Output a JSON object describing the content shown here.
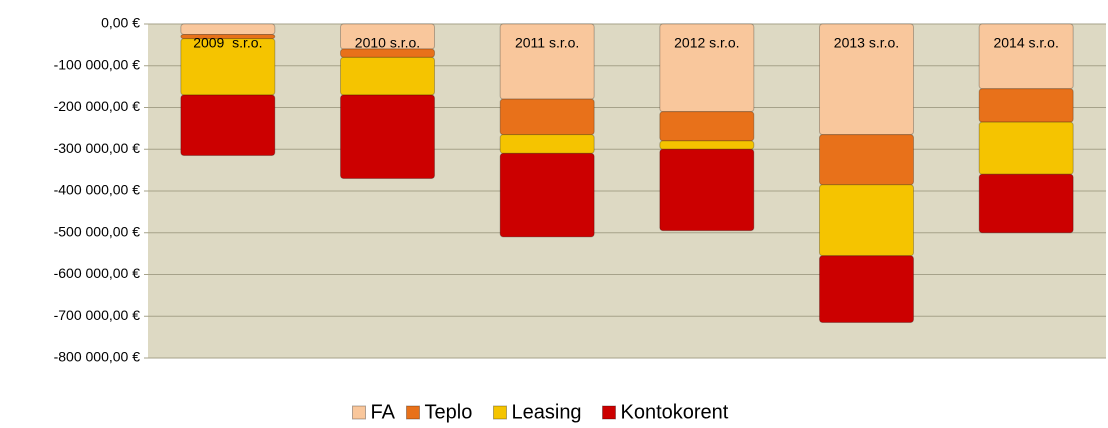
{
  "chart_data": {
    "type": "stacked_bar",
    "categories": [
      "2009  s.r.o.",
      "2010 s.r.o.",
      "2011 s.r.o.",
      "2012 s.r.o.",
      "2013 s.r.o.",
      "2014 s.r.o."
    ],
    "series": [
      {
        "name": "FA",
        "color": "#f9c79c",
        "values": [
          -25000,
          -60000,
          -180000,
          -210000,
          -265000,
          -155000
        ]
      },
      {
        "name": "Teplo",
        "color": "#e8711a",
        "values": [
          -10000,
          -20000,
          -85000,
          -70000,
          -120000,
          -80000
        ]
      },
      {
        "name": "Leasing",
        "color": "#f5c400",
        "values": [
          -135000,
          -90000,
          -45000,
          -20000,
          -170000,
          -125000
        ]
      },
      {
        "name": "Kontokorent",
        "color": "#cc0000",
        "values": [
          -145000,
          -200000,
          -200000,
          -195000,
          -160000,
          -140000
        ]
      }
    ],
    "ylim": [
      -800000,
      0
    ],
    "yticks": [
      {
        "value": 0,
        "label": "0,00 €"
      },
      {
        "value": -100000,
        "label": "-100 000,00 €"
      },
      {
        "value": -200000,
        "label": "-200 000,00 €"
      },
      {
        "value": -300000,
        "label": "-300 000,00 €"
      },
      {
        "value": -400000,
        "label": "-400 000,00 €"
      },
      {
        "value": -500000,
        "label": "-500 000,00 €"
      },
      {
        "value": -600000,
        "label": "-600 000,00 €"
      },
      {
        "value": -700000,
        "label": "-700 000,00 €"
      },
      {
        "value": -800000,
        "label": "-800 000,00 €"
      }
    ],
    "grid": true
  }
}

+ + + + +

--- YOUR GOAL ---
Filter the records above for lines containing the word "name", and copy those lines.

--- EXPECTED OUTPUT ---
        "name": "FA",
        "name": "Teplo",
        "name": "Leasing",
        "name": "Kontokorent",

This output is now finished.